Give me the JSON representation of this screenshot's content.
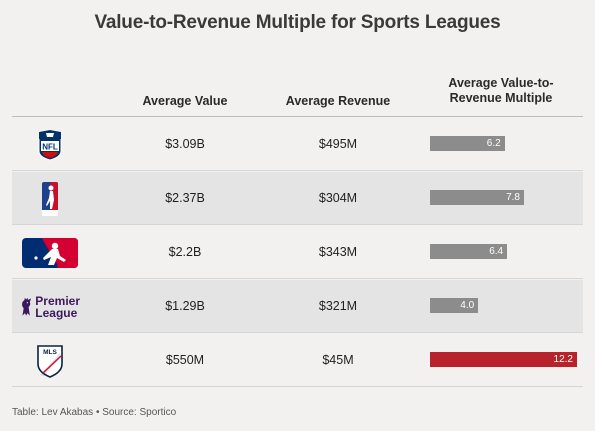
{
  "title": "Value-to-Revenue Multiple for Sports Leagues",
  "columns": {
    "value": "Average Value",
    "revenue": "Average Revenue",
    "multiple_line1": "Average Value-to-",
    "multiple_line2": "Revenue Multiple"
  },
  "footer": "Table: Lev Akabas • Source: Sportico",
  "colors": {
    "bar": "#8c8c8c",
    "highlight": "#b8232b",
    "background": "#f2f1f0",
    "shaded_row": "#e4e4e4"
  },
  "logos": {
    "nfl": "NFL",
    "premier_line1": "Premier",
    "premier_line2": "League",
    "mls": "MLS"
  },
  "rows": [
    {
      "league": "nfl-logo",
      "value": "$3.09B",
      "revenue": "$495M",
      "multiple_label": "6.2"
    },
    {
      "league": "nba-logo",
      "value": "$2.37B",
      "revenue": "$304M",
      "multiple_label": "7.8"
    },
    {
      "league": "mlb-logo",
      "value": "$2.2B",
      "revenue": "$343M",
      "multiple_label": "6.4"
    },
    {
      "league": "premier-league-logo",
      "value": "$1.29B",
      "revenue": "$321M",
      "multiple_label": "4.0"
    },
    {
      "league": "mls-logo",
      "value": "$550M",
      "revenue": "$45M",
      "multiple_label": "12.2"
    }
  ],
  "chart_data": {
    "type": "bar",
    "categories": [
      "nfl-logo",
      "nba-logo",
      "mlb-logo",
      "premier-league-logo",
      "mls-logo"
    ],
    "values": [
      6.2,
      7.8,
      6.4,
      4.0,
      12.2
    ],
    "highlight_index": 4
  }
}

★ ★ ★ ★ ★ ★ ★

▶ AIM OF THE EXERCISE
Repeat all the data as it stands, dropping any images it holds.

▶ ANSWER TO THIS PROBLEM
Give me the JSON representation of this screenshot's content.
{
  "title": "Value-to-Revenue Multiple for Sports Leagues",
  "columns": {
    "value": "Average Value",
    "revenue": "Average Revenue",
    "multiple_line1": "Average Value-to-",
    "multiple_line2": "Revenue Multiple"
  },
  "footer": "Table: Lev Akabas • Source: Sportico",
  "colors": {
    "bar": "#8c8c8c",
    "highlight": "#b8232b",
    "background": "#f2f1f0",
    "shaded_row": "#e4e4e4"
  },
  "logos": {
    "nfl": "NFL",
    "premier_line1": "Premier",
    "premier_line2": "League",
    "mls": "MLS"
  },
  "rows": [
    {
      "league": "nfl-logo",
      "value": "$3.09B",
      "revenue": "$495M",
      "multiple_label": "6.2"
    },
    {
      "league": "nba-logo",
      "value": "$2.37B",
      "revenue": "$304M",
      "multiple_label": "7.8"
    },
    {
      "league": "mlb-logo",
      "value": "$2.2B",
      "revenue": "$343M",
      "multiple_label": "6.4"
    },
    {
      "league": "premier-league-logo",
      "value": "$1.29B",
      "revenue": "$321M",
      "multiple_label": "4.0"
    },
    {
      "league": "mls-logo",
      "value": "$550M",
      "revenue": "$45M",
      "multiple_label": "12.2"
    }
  ],
  "chart_data": {
    "type": "bar",
    "categories": [
      "nfl-logo",
      "nba-logo",
      "mlb-logo",
      "premier-league-logo",
      "mls-logo"
    ],
    "values": [
      6.2,
      7.8,
      6.4,
      4.0,
      12.2
    ],
    "highlight_index": 4
  }
}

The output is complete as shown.